--- BEGIN ---

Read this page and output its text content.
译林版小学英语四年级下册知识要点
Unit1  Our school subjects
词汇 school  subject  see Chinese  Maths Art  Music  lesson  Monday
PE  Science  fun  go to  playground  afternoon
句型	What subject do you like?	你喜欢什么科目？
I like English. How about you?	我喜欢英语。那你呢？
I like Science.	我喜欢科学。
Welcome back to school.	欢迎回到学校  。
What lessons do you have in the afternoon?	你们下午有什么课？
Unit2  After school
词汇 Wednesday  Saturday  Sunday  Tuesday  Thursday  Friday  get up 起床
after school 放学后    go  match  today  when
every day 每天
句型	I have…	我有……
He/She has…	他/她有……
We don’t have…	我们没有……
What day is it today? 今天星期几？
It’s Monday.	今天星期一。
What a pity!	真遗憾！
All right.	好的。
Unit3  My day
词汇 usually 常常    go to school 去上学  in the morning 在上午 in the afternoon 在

--- END ---

### EXERCISE OBJECTIVE
Retype the material above, line by line, exactly.

### WRITTEN RESPONSE
Read this page and output its text content.
译林版小学英语四年级下册知识要点
Unit1  Our school subjects
词汇 school  subject  see Chinese  Maths Art  Music  lesson  Monday
PE  Science  fun  go to  playground  afternoon
句型	What subject do you like?	你喜欢什么科目？
I like English. How about you?	我喜欢英语。那你呢？
I like Science.	我喜欢科学。
Welcome back to school.	欢迎回到学校  。
What lessons do you have in the afternoon?	你们下午有什么课？
Unit2  After school
词汇 Wednesday  Saturday  Sunday  Tuesday  Thursday  Friday  get up 起床
after school 放学后    go  match  today  when
every day 每天
句型	I have…	我有……
He/She has…	他/她有……
We don’t have…	我们没有……
What day is it today? 今天星期几？
It’s Monday.	今天星期一。
What a pity!	真遗憾！
All right.	好的。
Unit3  My day
词汇 usually 常常    go to school 去上学  in the morning 在上午 in the afternoon 在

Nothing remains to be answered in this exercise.